- Extracted entries -
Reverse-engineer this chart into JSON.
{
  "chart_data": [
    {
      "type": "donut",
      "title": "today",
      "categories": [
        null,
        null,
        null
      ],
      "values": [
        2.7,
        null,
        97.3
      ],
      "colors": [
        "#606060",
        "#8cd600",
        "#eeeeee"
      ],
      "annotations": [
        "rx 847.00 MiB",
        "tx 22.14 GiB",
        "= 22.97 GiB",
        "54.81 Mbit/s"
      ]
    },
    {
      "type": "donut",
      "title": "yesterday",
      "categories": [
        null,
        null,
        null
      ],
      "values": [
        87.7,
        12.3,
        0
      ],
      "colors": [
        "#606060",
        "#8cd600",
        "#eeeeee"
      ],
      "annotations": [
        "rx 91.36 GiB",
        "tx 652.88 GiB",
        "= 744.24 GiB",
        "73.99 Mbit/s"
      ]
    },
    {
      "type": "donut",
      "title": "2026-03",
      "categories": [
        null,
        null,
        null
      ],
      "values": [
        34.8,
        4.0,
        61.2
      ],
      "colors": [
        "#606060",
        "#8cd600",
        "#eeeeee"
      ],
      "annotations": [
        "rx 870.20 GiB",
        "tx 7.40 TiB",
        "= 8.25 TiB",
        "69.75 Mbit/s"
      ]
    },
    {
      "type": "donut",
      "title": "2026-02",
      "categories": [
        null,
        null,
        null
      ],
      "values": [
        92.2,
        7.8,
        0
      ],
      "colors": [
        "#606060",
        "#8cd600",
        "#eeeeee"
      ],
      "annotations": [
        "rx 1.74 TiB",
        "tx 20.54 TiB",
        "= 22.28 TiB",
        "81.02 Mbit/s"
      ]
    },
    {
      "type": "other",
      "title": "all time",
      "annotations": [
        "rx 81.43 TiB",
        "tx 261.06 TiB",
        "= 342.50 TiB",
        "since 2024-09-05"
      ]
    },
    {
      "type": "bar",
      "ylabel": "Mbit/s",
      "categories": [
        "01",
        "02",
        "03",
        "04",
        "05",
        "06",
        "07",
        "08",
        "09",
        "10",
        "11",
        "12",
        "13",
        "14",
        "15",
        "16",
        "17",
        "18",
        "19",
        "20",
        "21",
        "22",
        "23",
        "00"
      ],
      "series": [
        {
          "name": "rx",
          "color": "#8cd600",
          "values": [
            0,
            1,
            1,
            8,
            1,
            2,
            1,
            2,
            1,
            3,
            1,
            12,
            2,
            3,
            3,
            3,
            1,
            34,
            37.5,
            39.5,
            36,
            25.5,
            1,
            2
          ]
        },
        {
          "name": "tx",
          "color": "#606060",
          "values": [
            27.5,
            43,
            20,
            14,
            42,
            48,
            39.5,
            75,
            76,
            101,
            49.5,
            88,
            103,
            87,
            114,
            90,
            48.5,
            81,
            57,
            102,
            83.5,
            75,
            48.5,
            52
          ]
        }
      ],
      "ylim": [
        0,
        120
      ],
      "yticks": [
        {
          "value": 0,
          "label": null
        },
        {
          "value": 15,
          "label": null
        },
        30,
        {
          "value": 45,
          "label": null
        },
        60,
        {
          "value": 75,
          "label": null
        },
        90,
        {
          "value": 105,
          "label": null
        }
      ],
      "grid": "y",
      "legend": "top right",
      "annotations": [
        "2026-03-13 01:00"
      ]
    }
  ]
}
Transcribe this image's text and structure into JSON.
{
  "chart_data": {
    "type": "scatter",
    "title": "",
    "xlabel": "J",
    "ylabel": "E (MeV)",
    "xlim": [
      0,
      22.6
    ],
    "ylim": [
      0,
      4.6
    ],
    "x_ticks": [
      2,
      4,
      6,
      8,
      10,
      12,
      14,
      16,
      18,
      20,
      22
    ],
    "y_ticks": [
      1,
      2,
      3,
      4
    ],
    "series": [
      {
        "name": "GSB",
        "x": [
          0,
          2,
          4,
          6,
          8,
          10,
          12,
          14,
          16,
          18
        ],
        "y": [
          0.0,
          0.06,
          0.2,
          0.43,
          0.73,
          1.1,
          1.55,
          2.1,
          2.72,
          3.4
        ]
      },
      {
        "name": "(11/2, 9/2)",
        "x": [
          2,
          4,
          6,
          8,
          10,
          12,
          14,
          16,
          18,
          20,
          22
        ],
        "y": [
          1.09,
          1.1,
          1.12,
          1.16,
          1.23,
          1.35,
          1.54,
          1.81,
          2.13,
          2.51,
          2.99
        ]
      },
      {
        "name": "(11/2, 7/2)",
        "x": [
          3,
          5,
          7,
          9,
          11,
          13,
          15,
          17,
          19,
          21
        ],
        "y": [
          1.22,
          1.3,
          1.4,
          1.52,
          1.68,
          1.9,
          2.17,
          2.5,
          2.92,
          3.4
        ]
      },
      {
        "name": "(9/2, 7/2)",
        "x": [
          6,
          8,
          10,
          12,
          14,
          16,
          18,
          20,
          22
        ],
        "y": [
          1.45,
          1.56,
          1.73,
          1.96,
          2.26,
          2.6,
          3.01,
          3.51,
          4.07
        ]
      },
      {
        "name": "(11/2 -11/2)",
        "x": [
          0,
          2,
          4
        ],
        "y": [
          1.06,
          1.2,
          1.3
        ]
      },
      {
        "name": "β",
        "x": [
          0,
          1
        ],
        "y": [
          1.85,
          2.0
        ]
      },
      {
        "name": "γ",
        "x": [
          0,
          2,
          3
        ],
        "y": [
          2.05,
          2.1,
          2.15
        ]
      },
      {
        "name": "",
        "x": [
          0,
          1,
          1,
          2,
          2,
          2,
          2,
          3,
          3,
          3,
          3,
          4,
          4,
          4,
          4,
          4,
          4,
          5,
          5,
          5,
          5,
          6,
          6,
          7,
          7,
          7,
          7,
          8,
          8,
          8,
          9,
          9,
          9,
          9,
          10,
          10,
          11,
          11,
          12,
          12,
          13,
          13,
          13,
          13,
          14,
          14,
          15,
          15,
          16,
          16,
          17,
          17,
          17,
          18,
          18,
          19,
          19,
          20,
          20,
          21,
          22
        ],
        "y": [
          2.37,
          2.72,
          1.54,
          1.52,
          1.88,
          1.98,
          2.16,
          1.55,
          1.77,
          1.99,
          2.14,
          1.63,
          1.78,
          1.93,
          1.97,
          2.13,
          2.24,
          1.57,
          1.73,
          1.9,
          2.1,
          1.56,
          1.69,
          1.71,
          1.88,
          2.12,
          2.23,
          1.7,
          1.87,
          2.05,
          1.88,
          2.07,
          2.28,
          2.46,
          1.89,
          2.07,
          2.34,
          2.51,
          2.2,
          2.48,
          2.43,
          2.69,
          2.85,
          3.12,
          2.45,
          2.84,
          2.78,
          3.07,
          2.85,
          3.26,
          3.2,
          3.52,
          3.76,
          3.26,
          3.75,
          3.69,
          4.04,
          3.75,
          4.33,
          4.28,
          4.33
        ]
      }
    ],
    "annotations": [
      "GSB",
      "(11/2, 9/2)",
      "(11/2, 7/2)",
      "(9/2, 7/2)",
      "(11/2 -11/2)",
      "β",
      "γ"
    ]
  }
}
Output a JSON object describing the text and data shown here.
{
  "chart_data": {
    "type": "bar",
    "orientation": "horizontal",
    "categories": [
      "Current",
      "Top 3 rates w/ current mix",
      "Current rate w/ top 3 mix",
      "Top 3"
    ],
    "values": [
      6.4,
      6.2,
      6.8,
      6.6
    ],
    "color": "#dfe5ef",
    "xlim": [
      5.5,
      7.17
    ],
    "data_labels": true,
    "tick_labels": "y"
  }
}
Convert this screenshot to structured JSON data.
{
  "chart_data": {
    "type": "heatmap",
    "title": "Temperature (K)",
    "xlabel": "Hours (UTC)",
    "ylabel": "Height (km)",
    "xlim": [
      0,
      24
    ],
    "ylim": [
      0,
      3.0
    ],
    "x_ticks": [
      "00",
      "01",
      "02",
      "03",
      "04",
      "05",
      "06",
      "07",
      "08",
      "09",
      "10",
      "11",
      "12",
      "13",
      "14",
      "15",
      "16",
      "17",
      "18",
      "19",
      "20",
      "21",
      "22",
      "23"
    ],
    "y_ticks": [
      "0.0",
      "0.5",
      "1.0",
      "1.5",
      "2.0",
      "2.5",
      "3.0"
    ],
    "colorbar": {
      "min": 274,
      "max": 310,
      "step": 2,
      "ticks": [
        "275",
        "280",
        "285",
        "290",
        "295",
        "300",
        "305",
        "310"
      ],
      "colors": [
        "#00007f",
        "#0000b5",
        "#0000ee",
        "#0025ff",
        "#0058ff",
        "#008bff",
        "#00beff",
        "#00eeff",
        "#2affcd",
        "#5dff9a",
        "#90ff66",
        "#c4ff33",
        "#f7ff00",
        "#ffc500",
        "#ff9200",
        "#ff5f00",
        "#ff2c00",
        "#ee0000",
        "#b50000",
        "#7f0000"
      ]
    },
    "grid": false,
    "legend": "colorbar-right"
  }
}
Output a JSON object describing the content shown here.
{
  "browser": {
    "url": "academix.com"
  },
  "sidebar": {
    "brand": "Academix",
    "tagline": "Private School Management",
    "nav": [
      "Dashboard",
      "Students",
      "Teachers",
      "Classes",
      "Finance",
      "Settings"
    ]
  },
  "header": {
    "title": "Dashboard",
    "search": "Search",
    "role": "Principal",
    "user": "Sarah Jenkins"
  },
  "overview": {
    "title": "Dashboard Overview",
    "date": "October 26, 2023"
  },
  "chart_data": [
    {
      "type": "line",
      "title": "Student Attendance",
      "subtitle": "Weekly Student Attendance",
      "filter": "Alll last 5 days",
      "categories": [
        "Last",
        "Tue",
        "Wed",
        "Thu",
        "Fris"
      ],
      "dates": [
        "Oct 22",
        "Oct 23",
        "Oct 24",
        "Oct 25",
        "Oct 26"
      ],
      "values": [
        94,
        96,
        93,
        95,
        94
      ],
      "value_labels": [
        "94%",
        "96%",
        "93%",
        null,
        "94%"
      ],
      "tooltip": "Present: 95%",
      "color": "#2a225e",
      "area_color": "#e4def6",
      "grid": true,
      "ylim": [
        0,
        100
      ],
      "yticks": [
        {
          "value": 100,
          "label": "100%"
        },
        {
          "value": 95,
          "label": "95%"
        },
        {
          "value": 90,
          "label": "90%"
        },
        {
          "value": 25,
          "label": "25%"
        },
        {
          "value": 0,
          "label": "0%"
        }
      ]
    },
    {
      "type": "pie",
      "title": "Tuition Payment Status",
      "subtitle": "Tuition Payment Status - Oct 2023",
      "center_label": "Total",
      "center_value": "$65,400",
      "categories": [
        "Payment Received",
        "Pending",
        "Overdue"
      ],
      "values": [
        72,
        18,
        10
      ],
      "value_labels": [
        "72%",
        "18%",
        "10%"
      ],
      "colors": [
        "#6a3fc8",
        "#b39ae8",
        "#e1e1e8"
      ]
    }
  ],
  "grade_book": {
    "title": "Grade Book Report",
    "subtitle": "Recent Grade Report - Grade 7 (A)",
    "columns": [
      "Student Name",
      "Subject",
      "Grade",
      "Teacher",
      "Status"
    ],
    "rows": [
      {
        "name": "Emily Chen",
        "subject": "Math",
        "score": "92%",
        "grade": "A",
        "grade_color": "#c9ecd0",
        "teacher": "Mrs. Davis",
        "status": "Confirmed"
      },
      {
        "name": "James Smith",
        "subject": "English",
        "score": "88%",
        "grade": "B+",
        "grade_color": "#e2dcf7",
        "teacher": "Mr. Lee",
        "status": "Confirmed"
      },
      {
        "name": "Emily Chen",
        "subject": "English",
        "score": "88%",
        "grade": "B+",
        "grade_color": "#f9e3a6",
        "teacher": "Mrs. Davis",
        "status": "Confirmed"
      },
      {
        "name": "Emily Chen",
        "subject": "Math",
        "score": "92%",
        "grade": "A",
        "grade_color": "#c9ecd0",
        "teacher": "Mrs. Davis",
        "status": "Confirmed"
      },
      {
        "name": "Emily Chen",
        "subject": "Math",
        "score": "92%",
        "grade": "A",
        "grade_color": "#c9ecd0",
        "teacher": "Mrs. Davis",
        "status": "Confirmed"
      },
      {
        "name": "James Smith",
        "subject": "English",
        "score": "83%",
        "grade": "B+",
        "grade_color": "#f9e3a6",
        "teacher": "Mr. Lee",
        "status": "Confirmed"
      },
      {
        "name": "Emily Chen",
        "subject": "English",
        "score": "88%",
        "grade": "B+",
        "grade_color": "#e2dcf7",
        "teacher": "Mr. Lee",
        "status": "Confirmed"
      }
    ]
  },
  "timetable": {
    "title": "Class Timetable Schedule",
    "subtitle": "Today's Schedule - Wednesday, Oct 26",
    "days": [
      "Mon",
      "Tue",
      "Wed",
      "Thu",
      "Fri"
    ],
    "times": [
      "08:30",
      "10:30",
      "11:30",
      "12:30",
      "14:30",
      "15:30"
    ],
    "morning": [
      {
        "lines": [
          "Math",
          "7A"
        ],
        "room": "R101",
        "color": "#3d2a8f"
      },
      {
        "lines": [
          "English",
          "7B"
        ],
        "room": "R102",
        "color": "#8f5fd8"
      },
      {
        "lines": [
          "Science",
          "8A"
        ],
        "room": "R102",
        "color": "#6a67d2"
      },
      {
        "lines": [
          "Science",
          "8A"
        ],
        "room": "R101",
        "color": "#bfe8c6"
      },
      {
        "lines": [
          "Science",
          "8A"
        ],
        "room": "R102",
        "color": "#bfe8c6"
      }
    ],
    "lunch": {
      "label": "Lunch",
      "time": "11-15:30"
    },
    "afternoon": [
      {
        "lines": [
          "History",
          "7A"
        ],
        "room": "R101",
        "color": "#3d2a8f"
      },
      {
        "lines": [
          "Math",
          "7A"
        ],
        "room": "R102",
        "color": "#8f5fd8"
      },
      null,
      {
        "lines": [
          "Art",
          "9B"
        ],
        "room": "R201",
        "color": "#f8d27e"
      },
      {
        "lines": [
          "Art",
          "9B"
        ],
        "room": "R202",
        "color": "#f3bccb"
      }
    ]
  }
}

- What is needed -
Make a list of all lines in the data that contain "subtitle".

- Solution below -
      "subtitle": "Weekly Student Attendance",
      "subtitle": "Tuition Payment Status - Oct 2023",
    "subtitle": "Recent Grade Report - Grade 7 (A)",
    "subtitle": "Today's Schedule - Wednesday, Oct 26",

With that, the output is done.